_WHAT IS EXPECTED:_ Print, unchanged, the lines starting at the one that contains "legend-swatch (656, 186, 672, 202)" and ending at the one that contains "x-category-label: samman- (302, 376, 365, 393)", including both of those lines.

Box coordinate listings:

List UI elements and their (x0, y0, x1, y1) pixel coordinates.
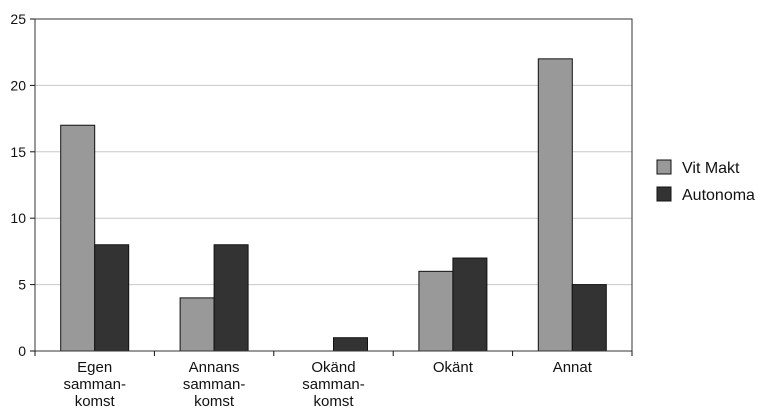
legend-swatch (656, 186, 672, 202)
y-tick-label: 5 (18, 277, 26, 293)
y-tick-label: 20 (10, 77, 26, 93)
x-category-label: komst (194, 393, 235, 410)
axes: 0510152025Egensamman-komstAnnanssamman-k… (10, 11, 633, 410)
x-category-label: samman- (183, 376, 246, 393)
x-category-label: Annat (553, 359, 593, 376)
x-category-label: samman- (302, 376, 365, 393)
plot-area-border (34, 18, 633, 352)
x-category-label: Egen (77, 359, 112, 376)
bar-vit-makt (179, 297, 215, 352)
y-tick-label: 10 (10, 210, 26, 226)
x-category-label: komst (75, 393, 116, 410)
bar-autonoma (213, 244, 249, 352)
bar-vit-makt (418, 270, 454, 352)
bar-autonoma (333, 337, 368, 352)
y-tick-label: 15 (10, 144, 26, 160)
x-category-label: Okänt (433, 359, 474, 376)
bar-autonoma (571, 284, 607, 352)
x-category-label: komst (313, 393, 354, 410)
x-category-label: samman- (63, 376, 126, 393)
bar-autonoma (94, 244, 130, 352)
bar-vit-makt (60, 124, 96, 352)
y-tick-label: 0 (18, 343, 26, 359)
legend: Vit Makt Autonoma (656, 159, 755, 204)
legend-swatch (656, 159, 672, 175)
legend-label: Autonoma (682, 187, 755, 204)
bar-vit-makt (537, 58, 573, 352)
x-category-label: Annans (189, 359, 240, 376)
y-tick-label: 25 (10, 11, 26, 27)
legend-label: Vit Makt (682, 160, 740, 177)
x-category-label: Okänd (311, 359, 355, 376)
bars (60, 58, 607, 352)
bar-autonoma (452, 257, 488, 352)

_SOLVED EXERCISE:_
legend-swatch (656, 186, 672, 202)
y-tick-label: 5 (18, 277, 26, 293)
y-tick-label: 20 (10, 77, 26, 93)
x-category-label: komst (194, 393, 235, 410)
axes: 0510152025Egensamman-komstAnnanssamman-k… (10, 11, 633, 410)
x-category-label: samman- (183, 376, 246, 393)
x-category-label: Annat (553, 359, 593, 376)
x-category-label: samman- (302, 376, 365, 393)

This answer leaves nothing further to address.